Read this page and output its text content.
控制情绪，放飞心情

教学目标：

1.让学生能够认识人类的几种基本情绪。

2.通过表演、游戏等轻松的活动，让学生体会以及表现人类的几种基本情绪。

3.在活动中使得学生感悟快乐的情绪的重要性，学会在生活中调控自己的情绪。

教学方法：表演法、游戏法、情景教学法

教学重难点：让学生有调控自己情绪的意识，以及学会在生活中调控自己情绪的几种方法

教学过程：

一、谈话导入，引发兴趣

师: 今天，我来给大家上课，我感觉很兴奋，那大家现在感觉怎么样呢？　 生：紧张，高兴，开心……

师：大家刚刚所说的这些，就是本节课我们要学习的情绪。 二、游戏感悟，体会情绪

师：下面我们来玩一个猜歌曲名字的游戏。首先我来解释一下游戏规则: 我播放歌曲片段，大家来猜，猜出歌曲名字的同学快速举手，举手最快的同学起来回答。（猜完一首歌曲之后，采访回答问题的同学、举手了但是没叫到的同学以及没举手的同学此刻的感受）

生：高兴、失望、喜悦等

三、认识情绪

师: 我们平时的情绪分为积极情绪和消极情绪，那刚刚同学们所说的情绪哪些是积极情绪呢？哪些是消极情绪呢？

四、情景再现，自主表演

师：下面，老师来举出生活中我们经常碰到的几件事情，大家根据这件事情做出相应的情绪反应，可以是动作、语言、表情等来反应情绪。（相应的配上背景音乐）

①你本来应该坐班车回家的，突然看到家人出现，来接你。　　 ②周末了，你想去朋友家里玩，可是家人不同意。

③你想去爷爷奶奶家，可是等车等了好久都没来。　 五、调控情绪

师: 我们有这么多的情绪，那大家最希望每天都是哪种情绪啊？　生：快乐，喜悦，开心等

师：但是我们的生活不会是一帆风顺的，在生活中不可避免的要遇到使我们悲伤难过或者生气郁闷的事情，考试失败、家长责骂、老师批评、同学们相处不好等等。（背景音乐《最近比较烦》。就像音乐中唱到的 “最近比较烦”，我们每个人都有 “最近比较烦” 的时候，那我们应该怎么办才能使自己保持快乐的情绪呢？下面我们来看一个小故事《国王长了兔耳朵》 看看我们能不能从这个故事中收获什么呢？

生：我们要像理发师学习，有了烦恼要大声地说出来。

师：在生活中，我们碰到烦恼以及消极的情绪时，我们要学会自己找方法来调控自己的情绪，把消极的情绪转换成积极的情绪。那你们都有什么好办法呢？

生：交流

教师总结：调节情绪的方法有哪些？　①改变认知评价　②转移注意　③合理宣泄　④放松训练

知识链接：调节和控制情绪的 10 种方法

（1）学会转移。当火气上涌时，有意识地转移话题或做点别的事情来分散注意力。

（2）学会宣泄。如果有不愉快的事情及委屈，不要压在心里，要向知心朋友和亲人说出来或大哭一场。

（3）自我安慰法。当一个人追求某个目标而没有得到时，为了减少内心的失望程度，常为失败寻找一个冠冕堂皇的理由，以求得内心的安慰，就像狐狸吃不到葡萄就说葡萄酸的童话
· · · · · · ·
▶ PROBLEM:
Each line in the material above must be retyped without alteration.

▶ SOLUTION FOR THIS PROBLEM:
Read this page and output its text content.
控制情绪，放飞心情

教学目标：

1.让学生能够认识人类的几种基本情绪。

2.通过表演、游戏等轻松的活动，让学生体会以及表现人类的几种基本情绪。

3.在活动中使得学生感悟快乐的情绪的重要性，学会在生活中调控自己的情绪。

教学方法：表演法、游戏法、情景教学法

教学重难点：让学生有调控自己情绪的意识，以及学会在生活中调控自己情绪的几种方法

教学过程：

一、谈话导入，引发兴趣

师: 今天，我来给大家上课，我感觉很兴奋，那大家现在感觉怎么样呢？　 生：紧张，高兴，开心……

师：大家刚刚所说的这些，就是本节课我们要学习的情绪。 二、游戏感悟，体会情绪

师：下面我们来玩一个猜歌曲名字的游戏。首先我来解释一下游戏规则: 我播放歌曲片段，大家来猜，猜出歌曲名字的同学快速举手，举手最快的同学起来回答。（猜完一首歌曲之后，采访回答问题的同学、举手了但是没叫到的同学以及没举手的同学此刻的感受）

生：高兴、失望、喜悦等

三、认识情绪

师: 我们平时的情绪分为积极情绪和消极情绪，那刚刚同学们所说的情绪哪些是积极情绪呢？哪些是消极情绪呢？

四、情景再现，自主表演

师：下面，老师来举出生活中我们经常碰到的几件事情，大家根据这件事情做出相应的情绪反应，可以是动作、语言、表情等来反应情绪。（相应的配上背景音乐）

①你本来应该坐班车回家的，突然看到家人出现，来接你。　　 ②周末了，你想去朋友家里玩，可是家人不同意。

③你想去爷爷奶奶家，可是等车等了好久都没来。　 五、调控情绪

师: 我们有这么多的情绪，那大家最希望每天都是哪种情绪啊？　生：快乐，喜悦，开心等

师：但是我们的生活不会是一帆风顺的，在生活中不可避免的要遇到使我们悲伤难过或者生气郁闷的事情，考试失败、家长责骂、老师批评、同学们相处不好等等。（背景音乐《最近比较烦》。就像音乐中唱到的 “最近比较烦”，我们每个人都有 “最近比较烦” 的时候，那我们应该怎么办才能使自己保持快乐的情绪呢？下面我们来看一个小故事《国王长了兔耳朵》 看看我们能不能从这个故事中收获什么呢？

生：我们要像理发师学习，有了烦恼要大声地说出来。

师：在生活中，我们碰到烦恼以及消极的情绪时，我们要学会自己找方法来调控自己的情绪，把消极的情绪转换成积极的情绪。那你们都有什么好办法呢？

生：交流

教师总结：调节情绪的方法有哪些？　①改变认知评价　②转移注意　③合理宣泄　④放松训练

知识链接：调节和控制情绪的 10 种方法

（1）学会转移。当火气上涌时，有意识地转移话题或做点别的事情来分散注意力。

（2）学会宣泄。如果有不愉快的事情及委屈，不要压在心里，要向知心朋友和亲人说出来或大哭一场。

（3）自我安慰法。当一个人追求某个目标而没有得到时，为了减少内心的失望程度，常为失败寻找一个冠冕堂皇的理由，以求得内心的安慰，就像狐狸吃不到葡萄就说葡萄酸的童话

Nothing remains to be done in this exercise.